[Collection entries]
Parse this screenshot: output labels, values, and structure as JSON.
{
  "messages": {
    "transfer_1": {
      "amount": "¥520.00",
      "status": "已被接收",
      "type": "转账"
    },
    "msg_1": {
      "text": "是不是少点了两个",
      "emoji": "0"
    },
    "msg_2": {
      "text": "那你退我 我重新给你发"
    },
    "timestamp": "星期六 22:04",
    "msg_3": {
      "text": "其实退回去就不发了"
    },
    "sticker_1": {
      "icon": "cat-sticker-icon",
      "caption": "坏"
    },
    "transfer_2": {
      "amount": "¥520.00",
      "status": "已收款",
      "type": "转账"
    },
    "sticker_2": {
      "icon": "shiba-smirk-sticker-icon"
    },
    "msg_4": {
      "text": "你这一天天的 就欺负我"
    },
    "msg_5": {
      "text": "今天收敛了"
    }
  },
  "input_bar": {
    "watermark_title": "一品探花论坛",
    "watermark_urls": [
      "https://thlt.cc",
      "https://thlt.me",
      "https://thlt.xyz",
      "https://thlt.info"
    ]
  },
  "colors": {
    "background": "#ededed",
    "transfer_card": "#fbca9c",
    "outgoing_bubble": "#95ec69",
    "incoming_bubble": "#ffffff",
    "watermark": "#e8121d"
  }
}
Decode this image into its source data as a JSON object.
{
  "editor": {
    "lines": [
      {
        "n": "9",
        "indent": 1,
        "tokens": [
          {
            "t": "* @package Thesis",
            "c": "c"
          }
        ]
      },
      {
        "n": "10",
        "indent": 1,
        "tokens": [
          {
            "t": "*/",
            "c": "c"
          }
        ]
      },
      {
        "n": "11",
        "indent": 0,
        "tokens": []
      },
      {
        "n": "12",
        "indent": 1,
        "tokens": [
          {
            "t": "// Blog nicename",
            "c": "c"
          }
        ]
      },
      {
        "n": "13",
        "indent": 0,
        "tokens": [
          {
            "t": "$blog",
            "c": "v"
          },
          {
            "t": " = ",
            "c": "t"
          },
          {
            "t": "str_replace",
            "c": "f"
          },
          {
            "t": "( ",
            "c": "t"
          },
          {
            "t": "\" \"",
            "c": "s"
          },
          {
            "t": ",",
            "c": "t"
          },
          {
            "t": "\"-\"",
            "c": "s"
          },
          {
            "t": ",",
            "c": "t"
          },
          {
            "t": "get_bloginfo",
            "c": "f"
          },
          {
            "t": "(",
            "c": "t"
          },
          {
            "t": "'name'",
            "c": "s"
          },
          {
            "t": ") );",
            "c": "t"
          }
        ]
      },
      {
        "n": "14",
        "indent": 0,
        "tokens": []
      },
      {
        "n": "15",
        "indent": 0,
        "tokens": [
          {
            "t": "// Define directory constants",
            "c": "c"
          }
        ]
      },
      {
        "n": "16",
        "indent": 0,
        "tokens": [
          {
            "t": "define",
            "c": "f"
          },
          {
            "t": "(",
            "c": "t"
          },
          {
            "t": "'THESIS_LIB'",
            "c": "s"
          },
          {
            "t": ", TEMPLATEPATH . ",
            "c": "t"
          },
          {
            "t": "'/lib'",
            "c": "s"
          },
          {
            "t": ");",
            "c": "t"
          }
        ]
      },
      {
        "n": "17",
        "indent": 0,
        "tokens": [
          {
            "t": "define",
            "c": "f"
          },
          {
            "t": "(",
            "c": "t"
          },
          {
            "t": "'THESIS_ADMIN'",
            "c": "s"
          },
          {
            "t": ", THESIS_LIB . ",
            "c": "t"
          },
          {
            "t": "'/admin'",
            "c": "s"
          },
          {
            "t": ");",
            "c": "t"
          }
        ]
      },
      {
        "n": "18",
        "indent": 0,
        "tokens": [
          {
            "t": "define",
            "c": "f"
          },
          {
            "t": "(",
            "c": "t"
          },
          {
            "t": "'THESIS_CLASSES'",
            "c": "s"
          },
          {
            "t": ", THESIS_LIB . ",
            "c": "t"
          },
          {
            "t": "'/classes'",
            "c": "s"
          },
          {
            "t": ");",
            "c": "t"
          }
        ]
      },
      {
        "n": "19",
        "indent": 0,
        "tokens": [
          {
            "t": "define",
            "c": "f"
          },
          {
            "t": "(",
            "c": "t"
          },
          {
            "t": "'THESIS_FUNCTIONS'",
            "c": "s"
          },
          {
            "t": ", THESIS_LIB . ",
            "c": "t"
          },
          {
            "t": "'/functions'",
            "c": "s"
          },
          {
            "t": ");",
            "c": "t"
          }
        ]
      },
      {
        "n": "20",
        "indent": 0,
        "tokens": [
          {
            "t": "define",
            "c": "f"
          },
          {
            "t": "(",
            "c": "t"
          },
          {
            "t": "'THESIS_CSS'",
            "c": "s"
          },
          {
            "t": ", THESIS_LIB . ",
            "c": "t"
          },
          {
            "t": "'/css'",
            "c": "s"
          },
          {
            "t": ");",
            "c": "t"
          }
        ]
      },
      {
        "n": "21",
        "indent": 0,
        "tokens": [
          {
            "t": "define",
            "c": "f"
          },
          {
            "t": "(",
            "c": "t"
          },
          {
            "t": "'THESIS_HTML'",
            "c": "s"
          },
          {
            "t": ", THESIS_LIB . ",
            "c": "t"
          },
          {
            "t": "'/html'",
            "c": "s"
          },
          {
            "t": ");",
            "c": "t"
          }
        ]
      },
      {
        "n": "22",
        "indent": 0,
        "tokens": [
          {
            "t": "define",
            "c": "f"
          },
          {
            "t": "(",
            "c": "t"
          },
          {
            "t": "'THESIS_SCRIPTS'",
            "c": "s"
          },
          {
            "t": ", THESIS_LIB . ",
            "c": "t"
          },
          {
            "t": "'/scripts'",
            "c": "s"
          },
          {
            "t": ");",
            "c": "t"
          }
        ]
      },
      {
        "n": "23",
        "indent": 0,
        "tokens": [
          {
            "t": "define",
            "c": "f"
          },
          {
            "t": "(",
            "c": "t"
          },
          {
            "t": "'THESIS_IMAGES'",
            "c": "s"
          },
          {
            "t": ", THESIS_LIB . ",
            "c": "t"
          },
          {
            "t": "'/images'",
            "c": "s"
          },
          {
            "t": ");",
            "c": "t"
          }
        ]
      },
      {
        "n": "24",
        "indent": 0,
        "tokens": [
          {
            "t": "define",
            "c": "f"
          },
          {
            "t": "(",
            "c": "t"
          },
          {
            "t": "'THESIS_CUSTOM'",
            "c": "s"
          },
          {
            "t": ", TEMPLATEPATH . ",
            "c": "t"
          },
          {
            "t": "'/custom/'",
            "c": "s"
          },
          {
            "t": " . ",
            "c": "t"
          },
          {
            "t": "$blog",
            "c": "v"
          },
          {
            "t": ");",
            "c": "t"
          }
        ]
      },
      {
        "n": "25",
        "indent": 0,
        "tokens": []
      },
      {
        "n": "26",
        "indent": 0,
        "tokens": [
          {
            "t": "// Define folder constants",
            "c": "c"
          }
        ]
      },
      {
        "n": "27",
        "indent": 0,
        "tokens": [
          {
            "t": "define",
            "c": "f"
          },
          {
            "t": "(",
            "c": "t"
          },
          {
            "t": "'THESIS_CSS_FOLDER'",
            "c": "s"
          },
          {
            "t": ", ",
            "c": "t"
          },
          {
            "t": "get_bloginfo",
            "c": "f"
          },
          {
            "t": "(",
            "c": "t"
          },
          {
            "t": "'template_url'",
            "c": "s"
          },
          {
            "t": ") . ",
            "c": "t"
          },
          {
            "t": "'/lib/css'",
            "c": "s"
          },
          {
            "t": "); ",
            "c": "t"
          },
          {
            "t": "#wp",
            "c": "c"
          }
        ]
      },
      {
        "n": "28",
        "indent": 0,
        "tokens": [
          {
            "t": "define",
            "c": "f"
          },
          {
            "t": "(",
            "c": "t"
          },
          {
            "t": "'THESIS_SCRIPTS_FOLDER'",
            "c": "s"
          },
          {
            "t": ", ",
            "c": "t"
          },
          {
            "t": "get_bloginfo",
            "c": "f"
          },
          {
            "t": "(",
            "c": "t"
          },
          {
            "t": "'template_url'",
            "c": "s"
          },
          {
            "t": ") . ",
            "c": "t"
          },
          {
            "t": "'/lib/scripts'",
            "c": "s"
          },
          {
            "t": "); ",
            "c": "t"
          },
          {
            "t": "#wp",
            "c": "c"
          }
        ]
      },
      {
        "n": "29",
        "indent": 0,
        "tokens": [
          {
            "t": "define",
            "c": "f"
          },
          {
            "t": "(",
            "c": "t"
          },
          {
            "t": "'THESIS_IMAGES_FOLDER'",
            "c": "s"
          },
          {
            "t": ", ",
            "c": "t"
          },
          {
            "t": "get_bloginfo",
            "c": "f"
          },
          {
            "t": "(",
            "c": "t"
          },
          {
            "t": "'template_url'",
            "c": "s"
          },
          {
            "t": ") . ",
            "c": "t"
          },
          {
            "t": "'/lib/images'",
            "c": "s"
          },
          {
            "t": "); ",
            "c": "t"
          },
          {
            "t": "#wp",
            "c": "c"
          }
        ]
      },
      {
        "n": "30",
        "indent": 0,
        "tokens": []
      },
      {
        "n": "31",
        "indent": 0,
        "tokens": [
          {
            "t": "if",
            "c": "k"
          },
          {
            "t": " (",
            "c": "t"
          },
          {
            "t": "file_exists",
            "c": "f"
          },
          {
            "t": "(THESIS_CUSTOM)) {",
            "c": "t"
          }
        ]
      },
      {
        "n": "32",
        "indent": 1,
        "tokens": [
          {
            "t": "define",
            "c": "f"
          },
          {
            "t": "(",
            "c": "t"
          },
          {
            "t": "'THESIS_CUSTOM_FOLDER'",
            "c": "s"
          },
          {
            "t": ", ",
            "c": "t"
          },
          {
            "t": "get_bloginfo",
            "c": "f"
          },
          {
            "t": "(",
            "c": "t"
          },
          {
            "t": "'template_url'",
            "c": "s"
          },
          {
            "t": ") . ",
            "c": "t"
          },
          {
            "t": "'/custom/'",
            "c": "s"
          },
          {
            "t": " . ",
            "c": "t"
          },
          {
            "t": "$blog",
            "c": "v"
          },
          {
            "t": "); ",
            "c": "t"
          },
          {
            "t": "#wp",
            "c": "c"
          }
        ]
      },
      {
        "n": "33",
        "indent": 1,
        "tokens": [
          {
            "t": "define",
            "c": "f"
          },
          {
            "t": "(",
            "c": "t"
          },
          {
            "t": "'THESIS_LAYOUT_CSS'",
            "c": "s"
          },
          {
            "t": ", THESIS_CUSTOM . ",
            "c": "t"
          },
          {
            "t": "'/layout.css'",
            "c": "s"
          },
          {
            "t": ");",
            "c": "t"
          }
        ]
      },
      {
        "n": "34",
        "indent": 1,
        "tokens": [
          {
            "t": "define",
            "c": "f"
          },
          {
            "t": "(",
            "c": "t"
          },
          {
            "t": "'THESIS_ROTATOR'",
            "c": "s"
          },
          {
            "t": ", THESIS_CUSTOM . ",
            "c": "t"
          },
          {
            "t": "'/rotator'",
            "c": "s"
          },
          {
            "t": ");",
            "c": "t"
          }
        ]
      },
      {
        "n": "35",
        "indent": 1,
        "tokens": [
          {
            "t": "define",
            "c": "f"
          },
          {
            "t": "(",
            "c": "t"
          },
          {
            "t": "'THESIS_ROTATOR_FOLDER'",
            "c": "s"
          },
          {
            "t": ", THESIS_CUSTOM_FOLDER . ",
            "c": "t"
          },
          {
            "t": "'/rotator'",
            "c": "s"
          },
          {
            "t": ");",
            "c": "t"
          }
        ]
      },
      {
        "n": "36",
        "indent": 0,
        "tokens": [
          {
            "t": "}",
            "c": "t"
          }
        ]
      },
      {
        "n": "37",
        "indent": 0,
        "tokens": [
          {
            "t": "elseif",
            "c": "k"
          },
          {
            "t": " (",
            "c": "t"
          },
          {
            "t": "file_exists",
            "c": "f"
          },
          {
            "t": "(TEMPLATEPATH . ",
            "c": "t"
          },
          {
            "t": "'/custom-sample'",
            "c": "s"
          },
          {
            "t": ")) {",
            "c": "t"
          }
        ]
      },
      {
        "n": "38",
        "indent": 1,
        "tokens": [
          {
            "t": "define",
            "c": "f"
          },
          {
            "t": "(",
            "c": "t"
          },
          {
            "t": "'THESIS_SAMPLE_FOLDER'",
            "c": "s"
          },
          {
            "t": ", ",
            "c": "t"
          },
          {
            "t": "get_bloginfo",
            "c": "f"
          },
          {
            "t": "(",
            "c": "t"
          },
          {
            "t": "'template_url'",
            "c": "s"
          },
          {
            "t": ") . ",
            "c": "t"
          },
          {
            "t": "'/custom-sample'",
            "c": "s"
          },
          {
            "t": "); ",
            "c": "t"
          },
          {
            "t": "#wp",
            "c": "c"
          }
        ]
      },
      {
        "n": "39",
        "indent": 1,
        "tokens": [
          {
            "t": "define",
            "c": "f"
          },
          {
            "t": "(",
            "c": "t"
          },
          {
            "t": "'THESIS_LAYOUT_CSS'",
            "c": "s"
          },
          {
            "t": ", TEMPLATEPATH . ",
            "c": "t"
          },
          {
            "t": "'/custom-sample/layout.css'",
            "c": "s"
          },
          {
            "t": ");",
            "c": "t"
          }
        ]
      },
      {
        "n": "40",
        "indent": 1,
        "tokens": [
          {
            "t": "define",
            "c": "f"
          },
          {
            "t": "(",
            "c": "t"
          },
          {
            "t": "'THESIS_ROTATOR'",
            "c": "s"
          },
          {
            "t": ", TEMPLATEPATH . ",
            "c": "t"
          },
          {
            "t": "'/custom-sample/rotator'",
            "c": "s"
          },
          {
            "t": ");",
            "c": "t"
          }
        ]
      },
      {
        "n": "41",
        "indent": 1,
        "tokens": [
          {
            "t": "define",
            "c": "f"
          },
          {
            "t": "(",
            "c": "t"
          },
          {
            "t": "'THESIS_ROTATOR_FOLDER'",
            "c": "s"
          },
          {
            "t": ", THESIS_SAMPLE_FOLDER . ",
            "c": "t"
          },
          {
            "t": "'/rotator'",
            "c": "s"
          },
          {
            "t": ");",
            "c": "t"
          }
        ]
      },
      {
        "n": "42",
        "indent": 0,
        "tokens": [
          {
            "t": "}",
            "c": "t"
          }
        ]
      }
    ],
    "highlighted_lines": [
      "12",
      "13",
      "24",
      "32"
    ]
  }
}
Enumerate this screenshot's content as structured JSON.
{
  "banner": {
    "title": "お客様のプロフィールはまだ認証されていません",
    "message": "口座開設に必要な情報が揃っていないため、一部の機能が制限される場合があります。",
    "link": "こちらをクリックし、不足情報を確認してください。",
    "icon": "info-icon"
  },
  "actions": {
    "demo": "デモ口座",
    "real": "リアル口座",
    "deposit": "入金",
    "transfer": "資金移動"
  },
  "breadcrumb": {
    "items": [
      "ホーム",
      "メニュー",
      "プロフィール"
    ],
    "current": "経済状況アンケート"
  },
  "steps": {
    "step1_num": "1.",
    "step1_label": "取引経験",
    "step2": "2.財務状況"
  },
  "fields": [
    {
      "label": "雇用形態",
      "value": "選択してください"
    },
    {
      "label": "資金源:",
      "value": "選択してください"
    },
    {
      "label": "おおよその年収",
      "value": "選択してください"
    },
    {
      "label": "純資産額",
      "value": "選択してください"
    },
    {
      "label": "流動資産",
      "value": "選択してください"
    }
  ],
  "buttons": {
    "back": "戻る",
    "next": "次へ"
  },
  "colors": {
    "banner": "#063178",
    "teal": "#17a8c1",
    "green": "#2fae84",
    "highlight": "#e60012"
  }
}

Exercise goal: Write out exactly the lines of the entries above that run from the line containing "Enumerate this screenshot's" through the last line, including both.

Output below:
Enumerate this screenshot's content as structured JSON.
{
  "banner": {
    "title": "お客様のプロフィールはまだ認証されていません",
    "message": "口座開設に必要な情報が揃っていないため、一部の機能が制限される場合があります。",
    "link": "こちらをクリックし、不足情報を確認してください。",
    "icon": "info-icon"
  },
  "actions": {
    "demo": "デモ口座",
    "real": "リアル口座",
    "deposit": "入金",
    "transfer": "資金移動"
  },
  "breadcrumb": {
    "items": [
      "ホーム",
      "メニュー",
      "プロフィール"
    ],
    "current": "経済状況アンケート"
  },
  "steps": {
    "step1_num": "1.",
    "step1_label": "取引経験",
    "step2": "2.財務状況"
  },
  "fields": [
    {
      "label": "雇用形態",
      "value": "選択してください"
    },
    {
      "label": "資金源:",
      "value": "選択してください"
    },
    {
      "label": "おおよその年収",
      "value": "選択してください"
    },
    {
      "label": "純資産額",
      "value": "選択してください"
    },
    {
      "label": "流動資産",
      "value": "選択してください"
    }
  ],
  "buttons": {
    "back": "戻る",
    "next": "次へ"
  },
  "colors": {
    "banner": "#063178",
    "teal": "#17a8c1",
    "green": "#2fae84",
    "highlight": "#e60012"
  }
}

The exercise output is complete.